Exercise goal: Copy out the entries exactly, from the first line to the last.

Entries taken from a collection
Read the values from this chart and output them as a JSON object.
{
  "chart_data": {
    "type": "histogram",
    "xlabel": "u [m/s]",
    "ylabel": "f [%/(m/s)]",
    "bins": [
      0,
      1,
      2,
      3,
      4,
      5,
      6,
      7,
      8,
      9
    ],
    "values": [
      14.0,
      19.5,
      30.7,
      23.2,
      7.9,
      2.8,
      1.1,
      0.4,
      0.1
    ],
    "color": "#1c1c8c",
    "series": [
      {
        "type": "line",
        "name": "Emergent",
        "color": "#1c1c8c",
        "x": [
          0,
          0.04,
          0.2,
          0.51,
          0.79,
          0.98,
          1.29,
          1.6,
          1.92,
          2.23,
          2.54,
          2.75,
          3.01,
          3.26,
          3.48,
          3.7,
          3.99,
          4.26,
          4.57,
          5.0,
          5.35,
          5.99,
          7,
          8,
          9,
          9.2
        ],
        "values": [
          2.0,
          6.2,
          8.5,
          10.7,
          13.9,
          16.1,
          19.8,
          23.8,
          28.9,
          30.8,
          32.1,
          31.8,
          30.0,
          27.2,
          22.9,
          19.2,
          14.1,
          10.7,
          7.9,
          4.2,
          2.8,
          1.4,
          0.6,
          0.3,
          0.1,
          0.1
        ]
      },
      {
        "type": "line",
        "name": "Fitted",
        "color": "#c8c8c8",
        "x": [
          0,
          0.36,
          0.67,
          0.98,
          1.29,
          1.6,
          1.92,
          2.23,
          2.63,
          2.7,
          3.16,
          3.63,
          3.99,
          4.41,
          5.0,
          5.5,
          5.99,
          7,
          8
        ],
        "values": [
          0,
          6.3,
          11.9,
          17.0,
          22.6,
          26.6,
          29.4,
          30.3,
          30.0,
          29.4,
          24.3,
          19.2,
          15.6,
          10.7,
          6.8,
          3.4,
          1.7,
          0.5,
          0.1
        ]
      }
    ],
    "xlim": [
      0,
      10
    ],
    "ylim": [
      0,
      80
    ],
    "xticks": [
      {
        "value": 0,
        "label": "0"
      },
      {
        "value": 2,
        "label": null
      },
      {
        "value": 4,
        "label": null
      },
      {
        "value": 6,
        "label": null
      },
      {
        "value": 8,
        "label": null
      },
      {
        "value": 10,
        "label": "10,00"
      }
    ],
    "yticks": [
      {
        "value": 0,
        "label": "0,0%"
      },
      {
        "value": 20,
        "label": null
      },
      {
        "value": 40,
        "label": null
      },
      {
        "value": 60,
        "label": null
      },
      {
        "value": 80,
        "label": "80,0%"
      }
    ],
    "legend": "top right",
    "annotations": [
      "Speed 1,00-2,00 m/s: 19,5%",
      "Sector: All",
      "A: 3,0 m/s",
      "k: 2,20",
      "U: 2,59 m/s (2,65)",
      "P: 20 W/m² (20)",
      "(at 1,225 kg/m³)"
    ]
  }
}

Result of this task:
Read the values from this chart and output them as a JSON object.
{
  "chart_data": {
    "type": "histogram",
    "xlabel": "u [m/s]",
    "ylabel": "f [%/(m/s)]",
    "bins": [
      0,
      1,
      2,
      3,
      4,
      5,
      6,
      7,
      8,
      9
    ],
    "values": [
      14.0,
      19.5,
      30.7,
      23.2,
      7.9,
      2.8,
      1.1,
      0.4,
      0.1
    ],
    "color": "#1c1c8c",
    "series": [
      {
        "type": "line",
        "name": "Emergent",
        "color": "#1c1c8c",
        "x": [
          0,
          0.04,
          0.2,
          0.51,
          0.79,
          0.98,
          1.29,
          1.6,
          1.92,
          2.23,
          2.54,
          2.75,
          3.01,
          3.26,
          3.48,
          3.7,
          3.99,
          4.26,
          4.57,
          5.0,
          5.35,
          5.99,
          7,
          8,
          9,
          9.2
        ],
        "values": [
          2.0,
          6.2,
          8.5,
          10.7,
          13.9,
          16.1,
          19.8,
          23.8,
          28.9,
          30.8,
          32.1,
          31.8,
          30.0,
          27.2,
          22.9,
          19.2,
          14.1,
          10.7,
          7.9,
          4.2,
          2.8,
          1.4,
          0.6,
          0.3,
          0.1,
          0.1
        ]
      },
      {
        "type": "line",
        "name": "Fitted",
        "color": "#c8c8c8",
        "x": [
          0,
          0.36,
          0.67,
          0.98,
          1.29,
          1.6,
          1.92,
          2.23,
          2.63,
          2.7,
          3.16,
          3.63,
          3.99,
          4.41,
          5.0,
          5.5,
          5.99,
          7,
          8
        ],
        "values": [
          0,
          6.3,
          11.9,
          17.0,
          22.6,
          26.6,
          29.4,
          30.3,
          30.0,
          29.4,
          24.3,
          19.2,
          15.6,
          10.7,
          6.8,
          3.4,
          1.7,
          0.5,
          0.1
        ]
      }
    ],
    "xlim": [
      0,
      10
    ],
    "ylim": [
      0,
      80
    ],
    "xticks": [
      {
        "value": 0,
        "label": "0"
      },
      {
        "value": 2,
        "label": null
      },
      {
        "value": 4,
        "label": null
      },
      {
        "value": 6,
        "label": null
      },
      {
        "value": 8,
        "label": null
      },
      {
        "value": 10,
        "label": "10,00"
      }
    ],
    "yticks": [
      {
        "value": 0,
        "label": "0,0%"
      },
      {
        "value": 20,
        "label": null
      },
      {
        "value": 40,
        "label": null
      },
      {
        "value": 60,
        "label": null
      },
      {
        "value": 80,
        "label": "80,0%"
      }
    ],
    "legend": "top right",
    "annotations": [
      "Speed 1,00-2,00 m/s: 19,5%",
      "Sector: All",
      "A: 3,0 m/s",
      "k: 2,20",
      "U: 2,59 m/s (2,65)",
      "P: 20 W/m² (20)",
      "(at 1,225 kg/m³)"
    ]
  }
}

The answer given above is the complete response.